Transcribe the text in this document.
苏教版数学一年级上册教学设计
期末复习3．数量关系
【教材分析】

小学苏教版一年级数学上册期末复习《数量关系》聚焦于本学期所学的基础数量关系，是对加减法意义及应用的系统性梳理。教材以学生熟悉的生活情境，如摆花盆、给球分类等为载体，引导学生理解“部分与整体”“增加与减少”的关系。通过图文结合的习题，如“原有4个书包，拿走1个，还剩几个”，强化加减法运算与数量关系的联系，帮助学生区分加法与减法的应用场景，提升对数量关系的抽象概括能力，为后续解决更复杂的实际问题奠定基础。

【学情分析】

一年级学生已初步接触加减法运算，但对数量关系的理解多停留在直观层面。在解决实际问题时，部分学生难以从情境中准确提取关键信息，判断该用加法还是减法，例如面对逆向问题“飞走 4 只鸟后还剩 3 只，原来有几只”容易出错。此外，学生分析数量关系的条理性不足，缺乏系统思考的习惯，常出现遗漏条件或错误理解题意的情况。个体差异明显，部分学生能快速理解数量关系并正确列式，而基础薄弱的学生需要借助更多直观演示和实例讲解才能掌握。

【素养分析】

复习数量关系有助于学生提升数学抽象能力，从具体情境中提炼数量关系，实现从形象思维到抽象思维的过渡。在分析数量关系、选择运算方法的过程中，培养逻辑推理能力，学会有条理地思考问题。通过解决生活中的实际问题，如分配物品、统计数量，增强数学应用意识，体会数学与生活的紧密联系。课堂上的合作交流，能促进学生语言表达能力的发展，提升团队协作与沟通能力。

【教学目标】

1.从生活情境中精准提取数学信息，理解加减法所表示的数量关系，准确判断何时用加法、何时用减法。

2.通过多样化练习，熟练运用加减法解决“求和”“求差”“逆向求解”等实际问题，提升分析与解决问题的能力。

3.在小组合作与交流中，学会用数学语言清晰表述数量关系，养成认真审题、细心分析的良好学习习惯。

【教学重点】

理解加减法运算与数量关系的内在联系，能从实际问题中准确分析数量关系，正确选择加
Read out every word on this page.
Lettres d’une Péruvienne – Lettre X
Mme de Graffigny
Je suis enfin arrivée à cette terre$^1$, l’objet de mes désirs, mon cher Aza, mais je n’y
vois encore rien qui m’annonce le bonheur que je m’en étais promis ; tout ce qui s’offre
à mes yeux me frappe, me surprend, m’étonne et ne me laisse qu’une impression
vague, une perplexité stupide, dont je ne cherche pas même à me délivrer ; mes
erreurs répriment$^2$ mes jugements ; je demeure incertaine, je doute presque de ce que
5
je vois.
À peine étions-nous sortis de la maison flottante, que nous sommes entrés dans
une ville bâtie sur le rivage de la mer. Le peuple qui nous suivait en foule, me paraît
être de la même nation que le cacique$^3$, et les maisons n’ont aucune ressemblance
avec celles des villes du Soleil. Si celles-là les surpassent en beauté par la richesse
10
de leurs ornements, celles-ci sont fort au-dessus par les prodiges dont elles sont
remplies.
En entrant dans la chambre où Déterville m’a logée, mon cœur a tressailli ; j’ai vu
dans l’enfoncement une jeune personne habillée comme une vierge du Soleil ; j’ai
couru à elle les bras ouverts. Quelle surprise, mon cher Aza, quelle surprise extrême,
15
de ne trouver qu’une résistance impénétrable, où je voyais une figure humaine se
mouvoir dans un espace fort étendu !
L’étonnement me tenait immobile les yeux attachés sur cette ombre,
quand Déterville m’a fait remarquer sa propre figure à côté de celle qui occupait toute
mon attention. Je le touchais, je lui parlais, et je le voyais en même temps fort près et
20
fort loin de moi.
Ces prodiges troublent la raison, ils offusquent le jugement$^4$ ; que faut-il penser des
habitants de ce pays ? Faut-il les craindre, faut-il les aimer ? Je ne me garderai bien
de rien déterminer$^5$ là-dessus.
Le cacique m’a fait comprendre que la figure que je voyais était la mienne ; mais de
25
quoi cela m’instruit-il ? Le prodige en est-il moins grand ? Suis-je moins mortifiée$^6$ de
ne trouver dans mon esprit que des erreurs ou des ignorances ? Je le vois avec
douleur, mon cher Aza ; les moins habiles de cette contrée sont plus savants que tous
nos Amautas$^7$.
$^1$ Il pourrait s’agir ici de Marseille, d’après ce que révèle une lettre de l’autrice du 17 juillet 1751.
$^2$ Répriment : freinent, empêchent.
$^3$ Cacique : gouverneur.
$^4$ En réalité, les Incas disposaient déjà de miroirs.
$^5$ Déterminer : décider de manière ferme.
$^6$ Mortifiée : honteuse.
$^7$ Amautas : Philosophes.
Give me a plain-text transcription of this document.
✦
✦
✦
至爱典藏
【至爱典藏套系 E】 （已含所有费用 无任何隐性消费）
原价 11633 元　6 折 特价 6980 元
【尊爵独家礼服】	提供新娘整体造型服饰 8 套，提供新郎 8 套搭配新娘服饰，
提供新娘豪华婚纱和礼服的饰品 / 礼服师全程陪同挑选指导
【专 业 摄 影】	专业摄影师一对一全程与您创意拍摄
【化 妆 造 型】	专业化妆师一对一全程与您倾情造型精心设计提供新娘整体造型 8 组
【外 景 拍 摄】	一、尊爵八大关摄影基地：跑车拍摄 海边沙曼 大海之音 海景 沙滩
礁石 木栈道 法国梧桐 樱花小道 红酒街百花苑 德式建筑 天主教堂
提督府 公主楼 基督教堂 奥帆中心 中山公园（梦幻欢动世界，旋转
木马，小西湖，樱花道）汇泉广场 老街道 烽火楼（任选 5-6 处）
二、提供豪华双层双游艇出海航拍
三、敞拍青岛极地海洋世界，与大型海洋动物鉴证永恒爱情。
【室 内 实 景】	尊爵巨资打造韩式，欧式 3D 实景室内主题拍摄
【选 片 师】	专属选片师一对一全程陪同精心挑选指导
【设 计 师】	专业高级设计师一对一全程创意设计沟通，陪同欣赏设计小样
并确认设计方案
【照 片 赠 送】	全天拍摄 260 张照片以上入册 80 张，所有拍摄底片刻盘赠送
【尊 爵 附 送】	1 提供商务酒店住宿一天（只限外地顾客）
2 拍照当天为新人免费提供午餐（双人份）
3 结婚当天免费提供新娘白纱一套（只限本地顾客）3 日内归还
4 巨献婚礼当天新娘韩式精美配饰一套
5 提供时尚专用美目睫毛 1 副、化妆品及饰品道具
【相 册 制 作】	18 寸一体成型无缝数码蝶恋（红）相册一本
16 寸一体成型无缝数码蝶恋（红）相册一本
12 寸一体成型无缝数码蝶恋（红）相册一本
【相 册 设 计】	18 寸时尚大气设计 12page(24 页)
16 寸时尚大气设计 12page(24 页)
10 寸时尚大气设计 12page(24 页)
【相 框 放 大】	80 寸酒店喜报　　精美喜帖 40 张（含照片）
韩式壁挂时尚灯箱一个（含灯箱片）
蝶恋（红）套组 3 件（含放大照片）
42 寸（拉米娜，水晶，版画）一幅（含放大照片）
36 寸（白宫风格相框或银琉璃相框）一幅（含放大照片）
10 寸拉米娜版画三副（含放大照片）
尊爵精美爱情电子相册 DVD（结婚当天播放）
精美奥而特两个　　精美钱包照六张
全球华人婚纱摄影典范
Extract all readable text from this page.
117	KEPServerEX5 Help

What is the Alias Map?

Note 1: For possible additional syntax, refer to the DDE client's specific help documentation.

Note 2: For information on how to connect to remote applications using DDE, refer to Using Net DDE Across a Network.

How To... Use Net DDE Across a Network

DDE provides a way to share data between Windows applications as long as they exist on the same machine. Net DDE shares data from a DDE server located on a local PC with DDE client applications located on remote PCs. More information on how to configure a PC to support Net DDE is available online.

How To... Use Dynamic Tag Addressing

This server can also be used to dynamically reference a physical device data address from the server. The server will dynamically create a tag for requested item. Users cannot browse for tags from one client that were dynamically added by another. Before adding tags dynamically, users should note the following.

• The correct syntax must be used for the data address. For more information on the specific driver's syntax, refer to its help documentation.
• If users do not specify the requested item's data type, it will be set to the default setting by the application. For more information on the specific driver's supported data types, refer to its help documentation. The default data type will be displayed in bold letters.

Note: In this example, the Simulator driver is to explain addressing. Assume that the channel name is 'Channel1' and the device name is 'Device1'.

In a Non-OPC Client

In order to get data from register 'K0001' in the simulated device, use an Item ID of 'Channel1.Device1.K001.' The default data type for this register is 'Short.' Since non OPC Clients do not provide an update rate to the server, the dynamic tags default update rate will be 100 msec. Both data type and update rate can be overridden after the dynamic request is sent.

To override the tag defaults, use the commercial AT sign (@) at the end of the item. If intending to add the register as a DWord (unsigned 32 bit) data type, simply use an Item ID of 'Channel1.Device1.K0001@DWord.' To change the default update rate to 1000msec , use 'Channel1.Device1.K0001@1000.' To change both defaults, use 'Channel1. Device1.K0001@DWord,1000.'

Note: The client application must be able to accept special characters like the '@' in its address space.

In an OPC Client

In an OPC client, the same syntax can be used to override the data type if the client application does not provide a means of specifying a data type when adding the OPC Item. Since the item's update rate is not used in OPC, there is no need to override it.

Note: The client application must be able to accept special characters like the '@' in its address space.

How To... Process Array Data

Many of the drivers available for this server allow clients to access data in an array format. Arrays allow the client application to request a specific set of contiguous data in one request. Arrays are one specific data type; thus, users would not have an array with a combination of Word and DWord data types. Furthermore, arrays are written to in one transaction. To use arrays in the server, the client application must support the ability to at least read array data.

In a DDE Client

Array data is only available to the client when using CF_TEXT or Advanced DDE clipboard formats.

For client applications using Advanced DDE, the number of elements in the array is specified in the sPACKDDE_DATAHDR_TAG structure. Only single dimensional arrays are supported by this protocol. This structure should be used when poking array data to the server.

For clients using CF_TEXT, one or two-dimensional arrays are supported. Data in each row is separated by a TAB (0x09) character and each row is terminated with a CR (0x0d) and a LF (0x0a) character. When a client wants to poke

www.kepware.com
-----
▸ GOAL: Which lines hold the word "Déterville"? Show each one.

▸ EXERCISE ANSWER:
En entrant dans la chambre où Déterville m’a logée, mon cœur a tressailli ; j’ai vu
quand Déterville m’a fait remarquer sa propre figure à côté de celle qui occupait toute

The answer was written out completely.